## begin AVAILABLE DATA

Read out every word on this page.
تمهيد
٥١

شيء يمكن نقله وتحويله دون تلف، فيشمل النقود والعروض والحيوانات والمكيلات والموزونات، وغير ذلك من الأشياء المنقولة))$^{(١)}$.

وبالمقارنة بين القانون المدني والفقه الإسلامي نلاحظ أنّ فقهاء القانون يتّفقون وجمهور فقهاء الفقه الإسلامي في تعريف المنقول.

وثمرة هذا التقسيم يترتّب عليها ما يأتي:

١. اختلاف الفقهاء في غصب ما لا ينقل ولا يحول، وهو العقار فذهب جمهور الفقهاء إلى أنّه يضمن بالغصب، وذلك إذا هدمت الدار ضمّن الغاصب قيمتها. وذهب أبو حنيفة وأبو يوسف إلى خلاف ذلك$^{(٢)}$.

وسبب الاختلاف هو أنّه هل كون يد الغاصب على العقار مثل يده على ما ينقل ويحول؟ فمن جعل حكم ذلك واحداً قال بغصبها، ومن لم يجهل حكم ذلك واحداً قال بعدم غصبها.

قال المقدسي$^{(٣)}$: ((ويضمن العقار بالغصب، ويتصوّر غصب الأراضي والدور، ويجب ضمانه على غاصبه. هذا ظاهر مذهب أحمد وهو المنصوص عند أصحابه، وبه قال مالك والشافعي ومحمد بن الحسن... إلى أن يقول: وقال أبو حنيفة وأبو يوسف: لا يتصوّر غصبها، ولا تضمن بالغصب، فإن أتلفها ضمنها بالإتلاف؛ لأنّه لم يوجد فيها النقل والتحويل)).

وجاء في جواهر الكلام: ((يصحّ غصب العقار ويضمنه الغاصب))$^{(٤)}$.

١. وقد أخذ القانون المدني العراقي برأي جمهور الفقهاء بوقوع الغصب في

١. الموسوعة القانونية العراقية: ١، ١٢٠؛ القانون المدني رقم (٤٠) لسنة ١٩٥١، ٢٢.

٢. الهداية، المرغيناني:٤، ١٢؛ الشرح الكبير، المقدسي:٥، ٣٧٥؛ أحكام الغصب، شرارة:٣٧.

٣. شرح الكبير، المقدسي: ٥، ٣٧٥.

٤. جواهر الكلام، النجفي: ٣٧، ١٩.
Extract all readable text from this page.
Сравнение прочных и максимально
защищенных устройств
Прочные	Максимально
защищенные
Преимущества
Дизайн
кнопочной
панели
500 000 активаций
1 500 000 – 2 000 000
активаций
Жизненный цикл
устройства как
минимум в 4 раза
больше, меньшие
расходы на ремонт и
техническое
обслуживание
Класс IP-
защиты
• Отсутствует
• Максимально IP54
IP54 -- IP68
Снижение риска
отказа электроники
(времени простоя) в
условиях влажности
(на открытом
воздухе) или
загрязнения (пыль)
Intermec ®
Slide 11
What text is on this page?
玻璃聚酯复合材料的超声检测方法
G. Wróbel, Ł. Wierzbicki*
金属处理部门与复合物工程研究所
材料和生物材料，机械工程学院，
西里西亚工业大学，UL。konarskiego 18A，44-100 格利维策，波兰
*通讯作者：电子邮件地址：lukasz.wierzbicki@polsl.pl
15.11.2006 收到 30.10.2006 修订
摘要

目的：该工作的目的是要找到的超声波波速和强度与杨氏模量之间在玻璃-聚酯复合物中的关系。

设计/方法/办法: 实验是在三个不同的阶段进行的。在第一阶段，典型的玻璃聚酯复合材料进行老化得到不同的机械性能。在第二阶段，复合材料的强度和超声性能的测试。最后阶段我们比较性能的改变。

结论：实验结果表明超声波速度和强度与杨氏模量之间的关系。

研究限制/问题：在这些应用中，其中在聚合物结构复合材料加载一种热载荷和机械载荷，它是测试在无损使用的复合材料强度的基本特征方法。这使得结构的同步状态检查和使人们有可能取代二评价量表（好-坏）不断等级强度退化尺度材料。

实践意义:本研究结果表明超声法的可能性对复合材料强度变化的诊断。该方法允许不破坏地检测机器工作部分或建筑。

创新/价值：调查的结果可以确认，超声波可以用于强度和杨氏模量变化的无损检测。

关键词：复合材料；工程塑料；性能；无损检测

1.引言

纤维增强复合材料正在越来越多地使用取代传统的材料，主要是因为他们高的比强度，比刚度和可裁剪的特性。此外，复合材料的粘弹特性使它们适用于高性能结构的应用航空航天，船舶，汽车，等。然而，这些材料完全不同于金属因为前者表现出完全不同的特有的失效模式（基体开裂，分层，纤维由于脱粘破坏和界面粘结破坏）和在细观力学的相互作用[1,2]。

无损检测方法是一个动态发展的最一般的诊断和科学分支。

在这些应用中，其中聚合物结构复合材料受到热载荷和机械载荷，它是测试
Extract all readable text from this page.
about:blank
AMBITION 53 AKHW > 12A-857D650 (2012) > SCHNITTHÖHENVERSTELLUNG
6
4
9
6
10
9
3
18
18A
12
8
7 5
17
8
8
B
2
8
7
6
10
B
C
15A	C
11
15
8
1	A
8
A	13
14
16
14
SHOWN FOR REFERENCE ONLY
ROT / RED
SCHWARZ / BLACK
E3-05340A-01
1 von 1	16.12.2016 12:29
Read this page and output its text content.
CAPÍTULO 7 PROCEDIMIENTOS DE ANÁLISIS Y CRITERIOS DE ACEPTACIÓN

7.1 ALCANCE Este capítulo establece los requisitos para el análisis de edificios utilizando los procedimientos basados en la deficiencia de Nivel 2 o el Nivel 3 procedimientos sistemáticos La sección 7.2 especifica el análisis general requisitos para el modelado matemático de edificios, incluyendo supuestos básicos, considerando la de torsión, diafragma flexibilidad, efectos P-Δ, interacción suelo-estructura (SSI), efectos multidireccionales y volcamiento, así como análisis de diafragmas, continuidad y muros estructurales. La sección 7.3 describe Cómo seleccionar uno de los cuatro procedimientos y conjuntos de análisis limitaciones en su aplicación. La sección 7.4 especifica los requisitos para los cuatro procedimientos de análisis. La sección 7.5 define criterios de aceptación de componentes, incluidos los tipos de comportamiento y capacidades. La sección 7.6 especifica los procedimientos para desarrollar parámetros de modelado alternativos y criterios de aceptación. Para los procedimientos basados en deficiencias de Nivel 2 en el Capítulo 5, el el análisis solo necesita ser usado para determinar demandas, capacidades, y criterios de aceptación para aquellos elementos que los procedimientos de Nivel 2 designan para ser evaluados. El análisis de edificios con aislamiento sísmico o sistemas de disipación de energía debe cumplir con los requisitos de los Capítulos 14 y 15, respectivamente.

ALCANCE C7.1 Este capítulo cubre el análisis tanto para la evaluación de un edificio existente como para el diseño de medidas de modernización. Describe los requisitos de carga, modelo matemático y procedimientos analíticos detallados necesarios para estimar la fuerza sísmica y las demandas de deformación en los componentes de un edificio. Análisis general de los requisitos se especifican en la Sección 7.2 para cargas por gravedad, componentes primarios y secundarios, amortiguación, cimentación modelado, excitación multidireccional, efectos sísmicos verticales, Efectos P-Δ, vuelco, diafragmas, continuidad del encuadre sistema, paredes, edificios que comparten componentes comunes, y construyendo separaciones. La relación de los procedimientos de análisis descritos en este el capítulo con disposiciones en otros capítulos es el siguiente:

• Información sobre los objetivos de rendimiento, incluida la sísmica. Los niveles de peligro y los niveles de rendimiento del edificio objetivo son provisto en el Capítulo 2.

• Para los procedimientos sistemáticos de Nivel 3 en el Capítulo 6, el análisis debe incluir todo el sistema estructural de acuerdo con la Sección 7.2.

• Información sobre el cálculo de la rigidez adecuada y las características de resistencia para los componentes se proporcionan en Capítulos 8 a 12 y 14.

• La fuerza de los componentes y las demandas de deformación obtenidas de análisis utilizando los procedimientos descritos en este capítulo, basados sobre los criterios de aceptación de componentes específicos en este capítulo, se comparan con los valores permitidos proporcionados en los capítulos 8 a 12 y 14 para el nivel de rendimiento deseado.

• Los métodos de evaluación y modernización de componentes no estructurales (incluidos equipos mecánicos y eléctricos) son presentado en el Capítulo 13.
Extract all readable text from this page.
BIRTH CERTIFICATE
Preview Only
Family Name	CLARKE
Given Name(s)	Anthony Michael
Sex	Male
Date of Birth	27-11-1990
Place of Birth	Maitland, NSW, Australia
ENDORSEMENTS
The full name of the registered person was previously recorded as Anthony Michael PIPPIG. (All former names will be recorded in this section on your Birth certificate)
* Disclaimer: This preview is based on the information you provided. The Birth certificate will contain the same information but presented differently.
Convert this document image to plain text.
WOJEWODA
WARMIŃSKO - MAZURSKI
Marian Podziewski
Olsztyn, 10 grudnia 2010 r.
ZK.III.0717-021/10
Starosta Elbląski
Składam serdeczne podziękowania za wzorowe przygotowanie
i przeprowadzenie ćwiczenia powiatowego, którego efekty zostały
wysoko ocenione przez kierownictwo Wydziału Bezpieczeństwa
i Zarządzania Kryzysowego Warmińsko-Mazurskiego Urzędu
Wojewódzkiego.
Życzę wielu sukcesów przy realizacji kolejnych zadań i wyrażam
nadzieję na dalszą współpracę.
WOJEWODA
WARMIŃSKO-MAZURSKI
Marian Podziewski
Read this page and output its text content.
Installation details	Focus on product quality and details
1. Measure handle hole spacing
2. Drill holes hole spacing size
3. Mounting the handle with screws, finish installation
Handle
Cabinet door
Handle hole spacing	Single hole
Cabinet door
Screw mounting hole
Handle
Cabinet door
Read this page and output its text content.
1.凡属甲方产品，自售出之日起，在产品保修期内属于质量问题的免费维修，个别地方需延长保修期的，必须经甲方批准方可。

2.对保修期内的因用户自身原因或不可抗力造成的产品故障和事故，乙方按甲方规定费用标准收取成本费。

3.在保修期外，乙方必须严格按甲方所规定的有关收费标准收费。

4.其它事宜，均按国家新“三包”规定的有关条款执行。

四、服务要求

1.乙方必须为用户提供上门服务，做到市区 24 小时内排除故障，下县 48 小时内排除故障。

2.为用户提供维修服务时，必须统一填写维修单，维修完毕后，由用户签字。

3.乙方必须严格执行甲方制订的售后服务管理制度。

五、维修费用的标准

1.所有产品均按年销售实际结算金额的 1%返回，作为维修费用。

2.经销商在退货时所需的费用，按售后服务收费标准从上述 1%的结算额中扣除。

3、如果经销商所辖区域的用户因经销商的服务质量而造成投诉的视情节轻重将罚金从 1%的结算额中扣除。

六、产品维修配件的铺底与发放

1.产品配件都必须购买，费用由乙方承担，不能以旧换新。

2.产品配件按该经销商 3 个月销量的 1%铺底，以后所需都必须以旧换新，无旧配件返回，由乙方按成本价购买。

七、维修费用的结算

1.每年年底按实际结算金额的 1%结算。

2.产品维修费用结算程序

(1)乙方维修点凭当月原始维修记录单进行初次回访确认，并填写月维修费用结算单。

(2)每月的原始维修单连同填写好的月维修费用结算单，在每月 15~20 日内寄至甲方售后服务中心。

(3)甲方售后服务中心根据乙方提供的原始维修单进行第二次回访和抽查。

## end AVAILABLE DATA

## WHAT THIS TASK INVOLVES
Search the records for the word "بالغصب" and copy every line where it occurs.

## RESULT OF THIS EXERCISE
١. اختلاف الفقهاء في غصب ما لا ينقل ولا يحول، وهو العقار فذهب جمهور الفقهاء إلى أنّه يضمن بالغصب، وذلك إذا هدمت الدار ضمّن الغاصب قيمتها. وذهب أبو حنيفة وأبو يوسف إلى خلاف ذلك$^{(٢)}$.
قال المقدسي$^{(٣)}$: ((ويضمن العقار بالغصب، ويتصوّر غصب الأراضي والدور، ويجب ضمانه على غاصبه. هذا ظاهر مذهب أحمد وهو المنصوص عند أصحابه، وبه قال مالك والشافعي ومحمد بن الحسن... إلى أن يقول: وقال أبو حنيفة وأبو يوسف: لا يتصوّر غصبها، ولا تضمن بالغصب، فإن أتلفها ضمنها بالإتلاف؛ لأنّه لم يوجد فيها النقل والتحويل)).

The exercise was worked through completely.